What you need to do: Scan the data beneath this task and copy each line that includes "Total".

Dataset items:
----
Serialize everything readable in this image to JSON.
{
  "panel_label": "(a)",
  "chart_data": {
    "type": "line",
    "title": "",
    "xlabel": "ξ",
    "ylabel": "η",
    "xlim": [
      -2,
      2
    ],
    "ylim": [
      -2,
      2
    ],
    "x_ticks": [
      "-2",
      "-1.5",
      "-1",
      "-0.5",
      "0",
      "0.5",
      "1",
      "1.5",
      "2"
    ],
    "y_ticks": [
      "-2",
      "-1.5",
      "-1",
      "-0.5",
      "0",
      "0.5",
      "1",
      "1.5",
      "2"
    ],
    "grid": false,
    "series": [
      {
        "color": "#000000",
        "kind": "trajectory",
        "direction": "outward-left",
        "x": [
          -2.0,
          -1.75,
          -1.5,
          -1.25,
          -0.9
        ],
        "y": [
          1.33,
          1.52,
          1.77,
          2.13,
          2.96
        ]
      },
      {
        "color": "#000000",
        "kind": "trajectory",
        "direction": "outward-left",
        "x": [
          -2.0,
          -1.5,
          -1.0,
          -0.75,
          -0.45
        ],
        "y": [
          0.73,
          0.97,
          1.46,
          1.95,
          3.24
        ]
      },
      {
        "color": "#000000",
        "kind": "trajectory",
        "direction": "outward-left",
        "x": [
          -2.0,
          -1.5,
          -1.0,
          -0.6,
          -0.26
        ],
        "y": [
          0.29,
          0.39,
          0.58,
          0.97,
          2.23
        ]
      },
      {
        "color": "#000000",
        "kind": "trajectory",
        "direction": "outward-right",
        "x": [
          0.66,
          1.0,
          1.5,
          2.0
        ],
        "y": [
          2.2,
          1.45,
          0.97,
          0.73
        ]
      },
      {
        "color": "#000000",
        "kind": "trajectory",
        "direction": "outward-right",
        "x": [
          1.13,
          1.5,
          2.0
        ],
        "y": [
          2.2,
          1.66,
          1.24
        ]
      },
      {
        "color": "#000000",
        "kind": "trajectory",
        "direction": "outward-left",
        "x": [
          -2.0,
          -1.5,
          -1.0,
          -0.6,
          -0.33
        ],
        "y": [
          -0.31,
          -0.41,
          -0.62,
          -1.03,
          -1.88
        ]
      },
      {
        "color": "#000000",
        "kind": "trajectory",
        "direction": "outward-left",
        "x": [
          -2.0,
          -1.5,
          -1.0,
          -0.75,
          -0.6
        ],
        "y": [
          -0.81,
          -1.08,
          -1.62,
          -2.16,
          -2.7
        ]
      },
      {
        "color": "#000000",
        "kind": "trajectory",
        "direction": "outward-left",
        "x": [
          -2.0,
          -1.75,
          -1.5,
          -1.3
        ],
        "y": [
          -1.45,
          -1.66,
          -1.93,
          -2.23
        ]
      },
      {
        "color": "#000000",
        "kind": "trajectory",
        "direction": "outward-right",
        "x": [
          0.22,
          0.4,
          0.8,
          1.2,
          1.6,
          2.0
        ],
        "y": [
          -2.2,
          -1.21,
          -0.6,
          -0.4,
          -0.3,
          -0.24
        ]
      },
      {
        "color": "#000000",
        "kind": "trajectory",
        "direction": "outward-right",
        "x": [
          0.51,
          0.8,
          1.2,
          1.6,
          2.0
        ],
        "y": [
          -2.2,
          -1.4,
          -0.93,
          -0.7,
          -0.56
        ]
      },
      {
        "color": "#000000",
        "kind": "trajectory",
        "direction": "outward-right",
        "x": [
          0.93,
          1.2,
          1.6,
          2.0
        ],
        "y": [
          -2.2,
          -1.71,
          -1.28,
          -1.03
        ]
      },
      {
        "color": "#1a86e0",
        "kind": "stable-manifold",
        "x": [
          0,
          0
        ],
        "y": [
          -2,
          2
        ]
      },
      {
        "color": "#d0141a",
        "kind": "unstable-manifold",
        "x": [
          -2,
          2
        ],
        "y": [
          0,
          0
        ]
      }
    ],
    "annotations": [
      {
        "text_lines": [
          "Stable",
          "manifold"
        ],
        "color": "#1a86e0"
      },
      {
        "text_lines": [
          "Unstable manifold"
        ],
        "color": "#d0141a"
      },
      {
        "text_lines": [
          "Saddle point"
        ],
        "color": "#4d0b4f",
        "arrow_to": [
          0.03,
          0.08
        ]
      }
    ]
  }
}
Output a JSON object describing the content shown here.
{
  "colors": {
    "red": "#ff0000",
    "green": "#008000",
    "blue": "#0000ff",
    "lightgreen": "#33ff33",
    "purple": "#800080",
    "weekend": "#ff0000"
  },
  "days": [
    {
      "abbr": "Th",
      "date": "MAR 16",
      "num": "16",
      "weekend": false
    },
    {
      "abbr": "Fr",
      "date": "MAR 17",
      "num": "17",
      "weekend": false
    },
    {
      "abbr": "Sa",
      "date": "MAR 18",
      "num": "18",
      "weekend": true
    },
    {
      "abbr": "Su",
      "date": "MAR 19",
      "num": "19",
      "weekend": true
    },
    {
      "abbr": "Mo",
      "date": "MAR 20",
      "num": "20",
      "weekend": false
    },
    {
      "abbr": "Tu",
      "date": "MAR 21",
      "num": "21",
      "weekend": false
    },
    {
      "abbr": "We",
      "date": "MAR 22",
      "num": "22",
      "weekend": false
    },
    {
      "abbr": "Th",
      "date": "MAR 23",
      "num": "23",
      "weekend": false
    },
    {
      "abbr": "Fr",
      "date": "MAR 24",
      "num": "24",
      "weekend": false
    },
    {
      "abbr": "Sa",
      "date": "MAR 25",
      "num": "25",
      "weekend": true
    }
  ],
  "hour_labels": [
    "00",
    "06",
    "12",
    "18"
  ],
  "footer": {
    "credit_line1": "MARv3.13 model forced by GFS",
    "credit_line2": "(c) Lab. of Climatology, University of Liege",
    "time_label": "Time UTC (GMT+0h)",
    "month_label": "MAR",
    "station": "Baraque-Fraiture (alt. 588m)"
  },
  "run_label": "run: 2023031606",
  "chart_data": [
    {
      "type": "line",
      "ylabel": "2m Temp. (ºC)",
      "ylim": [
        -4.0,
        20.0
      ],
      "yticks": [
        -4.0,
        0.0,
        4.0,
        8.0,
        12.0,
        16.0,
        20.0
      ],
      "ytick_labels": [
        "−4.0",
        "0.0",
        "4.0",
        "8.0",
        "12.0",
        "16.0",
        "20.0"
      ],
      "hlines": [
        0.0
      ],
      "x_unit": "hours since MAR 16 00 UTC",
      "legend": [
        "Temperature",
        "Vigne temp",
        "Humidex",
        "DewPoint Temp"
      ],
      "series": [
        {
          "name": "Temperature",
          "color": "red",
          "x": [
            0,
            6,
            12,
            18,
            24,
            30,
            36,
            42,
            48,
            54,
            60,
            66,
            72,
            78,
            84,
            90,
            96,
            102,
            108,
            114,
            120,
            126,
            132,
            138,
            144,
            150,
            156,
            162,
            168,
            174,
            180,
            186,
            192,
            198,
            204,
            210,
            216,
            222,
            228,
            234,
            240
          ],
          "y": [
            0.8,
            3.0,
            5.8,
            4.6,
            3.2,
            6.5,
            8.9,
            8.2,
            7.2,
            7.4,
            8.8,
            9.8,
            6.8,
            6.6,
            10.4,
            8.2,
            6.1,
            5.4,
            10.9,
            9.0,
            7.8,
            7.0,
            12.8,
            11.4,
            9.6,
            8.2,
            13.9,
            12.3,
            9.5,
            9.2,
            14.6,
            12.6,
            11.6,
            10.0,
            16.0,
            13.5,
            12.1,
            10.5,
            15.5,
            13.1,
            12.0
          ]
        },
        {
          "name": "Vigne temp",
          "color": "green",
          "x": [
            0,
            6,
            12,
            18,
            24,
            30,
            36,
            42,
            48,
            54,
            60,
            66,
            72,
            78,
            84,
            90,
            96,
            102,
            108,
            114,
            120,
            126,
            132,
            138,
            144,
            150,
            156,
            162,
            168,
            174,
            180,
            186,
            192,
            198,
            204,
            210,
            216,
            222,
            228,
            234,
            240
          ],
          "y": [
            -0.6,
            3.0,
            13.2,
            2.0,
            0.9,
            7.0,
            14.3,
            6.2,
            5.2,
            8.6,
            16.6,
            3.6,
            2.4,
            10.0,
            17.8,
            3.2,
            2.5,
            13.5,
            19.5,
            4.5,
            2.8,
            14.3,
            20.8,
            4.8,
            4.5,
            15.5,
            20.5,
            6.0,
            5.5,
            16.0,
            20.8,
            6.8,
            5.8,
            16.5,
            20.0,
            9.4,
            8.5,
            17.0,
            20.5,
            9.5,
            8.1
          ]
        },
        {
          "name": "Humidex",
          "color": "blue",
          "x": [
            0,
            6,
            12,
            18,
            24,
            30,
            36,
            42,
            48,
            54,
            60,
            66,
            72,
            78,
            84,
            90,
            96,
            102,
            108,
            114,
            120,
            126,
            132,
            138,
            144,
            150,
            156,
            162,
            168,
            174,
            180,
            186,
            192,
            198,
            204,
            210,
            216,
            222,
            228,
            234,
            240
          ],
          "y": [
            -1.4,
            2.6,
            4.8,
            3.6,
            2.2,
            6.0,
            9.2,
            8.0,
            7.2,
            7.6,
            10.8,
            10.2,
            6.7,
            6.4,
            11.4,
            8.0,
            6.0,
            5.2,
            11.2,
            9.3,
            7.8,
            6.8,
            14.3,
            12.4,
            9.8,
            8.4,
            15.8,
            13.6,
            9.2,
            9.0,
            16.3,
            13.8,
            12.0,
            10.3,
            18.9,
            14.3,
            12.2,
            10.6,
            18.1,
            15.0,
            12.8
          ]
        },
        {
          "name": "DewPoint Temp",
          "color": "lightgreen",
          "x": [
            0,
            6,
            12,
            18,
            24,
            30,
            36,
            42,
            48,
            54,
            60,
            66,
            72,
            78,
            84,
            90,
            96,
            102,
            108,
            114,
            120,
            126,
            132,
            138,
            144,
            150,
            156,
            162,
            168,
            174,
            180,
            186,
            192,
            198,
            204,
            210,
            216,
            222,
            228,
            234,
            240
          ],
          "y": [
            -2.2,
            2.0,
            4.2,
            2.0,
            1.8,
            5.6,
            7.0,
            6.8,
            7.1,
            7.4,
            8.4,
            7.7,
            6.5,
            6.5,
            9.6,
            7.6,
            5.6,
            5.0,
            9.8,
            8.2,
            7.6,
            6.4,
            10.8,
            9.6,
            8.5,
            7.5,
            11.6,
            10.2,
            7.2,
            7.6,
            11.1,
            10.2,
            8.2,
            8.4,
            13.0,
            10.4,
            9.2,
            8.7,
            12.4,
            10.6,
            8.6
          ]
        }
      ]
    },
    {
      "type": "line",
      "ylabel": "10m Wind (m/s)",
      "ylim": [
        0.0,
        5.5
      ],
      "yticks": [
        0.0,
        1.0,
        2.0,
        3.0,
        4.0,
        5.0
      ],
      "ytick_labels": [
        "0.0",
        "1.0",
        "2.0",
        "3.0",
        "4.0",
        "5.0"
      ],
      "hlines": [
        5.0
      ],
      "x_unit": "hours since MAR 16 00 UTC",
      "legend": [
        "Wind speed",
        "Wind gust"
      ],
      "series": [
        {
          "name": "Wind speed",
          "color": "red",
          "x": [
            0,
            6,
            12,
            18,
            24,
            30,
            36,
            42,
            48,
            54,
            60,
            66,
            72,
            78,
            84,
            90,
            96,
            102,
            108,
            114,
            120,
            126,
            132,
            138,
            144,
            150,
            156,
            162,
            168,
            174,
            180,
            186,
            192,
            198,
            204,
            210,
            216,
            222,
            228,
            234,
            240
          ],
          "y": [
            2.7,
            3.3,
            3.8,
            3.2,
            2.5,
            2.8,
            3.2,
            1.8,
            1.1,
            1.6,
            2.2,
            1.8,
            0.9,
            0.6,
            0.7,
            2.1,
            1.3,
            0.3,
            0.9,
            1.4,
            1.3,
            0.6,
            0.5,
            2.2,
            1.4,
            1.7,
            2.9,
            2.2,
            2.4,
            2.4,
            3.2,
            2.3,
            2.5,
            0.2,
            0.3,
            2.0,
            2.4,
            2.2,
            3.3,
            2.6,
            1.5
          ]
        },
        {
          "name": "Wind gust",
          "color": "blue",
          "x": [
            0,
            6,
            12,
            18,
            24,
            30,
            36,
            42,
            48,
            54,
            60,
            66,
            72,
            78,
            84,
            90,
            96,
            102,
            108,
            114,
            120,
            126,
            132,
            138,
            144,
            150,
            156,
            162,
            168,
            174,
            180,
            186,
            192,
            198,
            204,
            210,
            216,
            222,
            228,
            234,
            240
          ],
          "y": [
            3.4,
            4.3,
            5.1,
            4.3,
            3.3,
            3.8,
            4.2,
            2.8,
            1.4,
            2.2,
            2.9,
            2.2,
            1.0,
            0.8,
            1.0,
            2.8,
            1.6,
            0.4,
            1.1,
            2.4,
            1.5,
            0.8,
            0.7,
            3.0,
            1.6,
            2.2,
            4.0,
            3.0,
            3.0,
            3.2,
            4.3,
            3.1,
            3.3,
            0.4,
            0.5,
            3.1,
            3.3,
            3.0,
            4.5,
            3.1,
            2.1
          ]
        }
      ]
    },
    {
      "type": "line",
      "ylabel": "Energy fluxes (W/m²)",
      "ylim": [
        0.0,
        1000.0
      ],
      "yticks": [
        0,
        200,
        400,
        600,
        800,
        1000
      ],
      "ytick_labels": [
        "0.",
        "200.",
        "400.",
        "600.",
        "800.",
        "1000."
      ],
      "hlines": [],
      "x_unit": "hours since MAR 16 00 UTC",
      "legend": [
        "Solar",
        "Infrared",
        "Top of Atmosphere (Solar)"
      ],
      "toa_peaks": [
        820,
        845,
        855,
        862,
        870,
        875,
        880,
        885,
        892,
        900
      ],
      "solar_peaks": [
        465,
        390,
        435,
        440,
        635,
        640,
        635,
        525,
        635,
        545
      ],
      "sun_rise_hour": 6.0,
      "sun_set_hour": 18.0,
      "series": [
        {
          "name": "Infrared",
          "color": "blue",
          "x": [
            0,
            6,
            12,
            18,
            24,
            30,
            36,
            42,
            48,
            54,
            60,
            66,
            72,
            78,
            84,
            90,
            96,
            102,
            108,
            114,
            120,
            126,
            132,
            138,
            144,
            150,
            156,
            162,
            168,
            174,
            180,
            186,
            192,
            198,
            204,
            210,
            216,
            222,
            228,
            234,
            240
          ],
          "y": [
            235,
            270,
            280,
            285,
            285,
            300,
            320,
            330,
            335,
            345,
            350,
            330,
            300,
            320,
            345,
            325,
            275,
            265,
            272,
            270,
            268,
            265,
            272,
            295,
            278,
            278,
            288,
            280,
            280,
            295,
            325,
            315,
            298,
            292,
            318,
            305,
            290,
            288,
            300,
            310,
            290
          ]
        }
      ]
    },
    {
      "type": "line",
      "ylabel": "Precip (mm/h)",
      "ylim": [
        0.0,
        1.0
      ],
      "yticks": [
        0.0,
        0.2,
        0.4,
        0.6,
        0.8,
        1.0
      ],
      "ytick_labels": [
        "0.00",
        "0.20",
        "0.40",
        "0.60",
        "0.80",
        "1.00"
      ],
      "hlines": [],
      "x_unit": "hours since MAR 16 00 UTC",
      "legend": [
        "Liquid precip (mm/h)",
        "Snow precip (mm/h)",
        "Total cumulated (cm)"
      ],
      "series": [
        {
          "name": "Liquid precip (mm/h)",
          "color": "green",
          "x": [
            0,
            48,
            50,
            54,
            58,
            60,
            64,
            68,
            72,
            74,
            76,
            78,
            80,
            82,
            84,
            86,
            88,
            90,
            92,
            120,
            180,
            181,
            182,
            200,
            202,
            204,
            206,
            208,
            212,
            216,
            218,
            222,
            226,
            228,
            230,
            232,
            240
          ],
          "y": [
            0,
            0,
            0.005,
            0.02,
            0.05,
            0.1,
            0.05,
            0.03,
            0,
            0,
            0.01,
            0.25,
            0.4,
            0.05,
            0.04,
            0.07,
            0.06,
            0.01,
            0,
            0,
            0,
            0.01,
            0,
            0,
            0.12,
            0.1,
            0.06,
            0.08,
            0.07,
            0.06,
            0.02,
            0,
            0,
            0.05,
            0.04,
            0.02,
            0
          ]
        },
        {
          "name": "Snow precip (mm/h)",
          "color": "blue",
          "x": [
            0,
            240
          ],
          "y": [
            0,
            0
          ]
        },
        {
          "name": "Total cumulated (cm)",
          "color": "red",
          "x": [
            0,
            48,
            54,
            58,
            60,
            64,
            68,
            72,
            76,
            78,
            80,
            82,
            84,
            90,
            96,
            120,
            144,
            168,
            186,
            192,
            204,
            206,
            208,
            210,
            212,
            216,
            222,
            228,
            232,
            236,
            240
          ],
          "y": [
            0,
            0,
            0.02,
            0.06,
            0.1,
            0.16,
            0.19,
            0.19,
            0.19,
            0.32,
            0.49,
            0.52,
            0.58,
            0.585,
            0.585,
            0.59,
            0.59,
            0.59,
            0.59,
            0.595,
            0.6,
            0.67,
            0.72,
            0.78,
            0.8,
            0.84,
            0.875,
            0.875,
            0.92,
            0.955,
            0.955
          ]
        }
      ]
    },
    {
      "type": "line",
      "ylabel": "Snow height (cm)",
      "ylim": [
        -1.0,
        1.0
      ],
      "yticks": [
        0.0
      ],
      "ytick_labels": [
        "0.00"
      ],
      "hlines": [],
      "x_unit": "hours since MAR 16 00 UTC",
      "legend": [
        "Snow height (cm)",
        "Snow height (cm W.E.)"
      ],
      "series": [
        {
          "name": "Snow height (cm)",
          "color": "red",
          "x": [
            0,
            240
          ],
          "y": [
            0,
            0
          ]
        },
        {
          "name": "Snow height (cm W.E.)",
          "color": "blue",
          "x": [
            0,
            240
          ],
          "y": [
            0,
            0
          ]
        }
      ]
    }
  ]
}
----
Solution to the problem:
        "Total cumulated (cm)"
          "name": "Total cumulated (cm)",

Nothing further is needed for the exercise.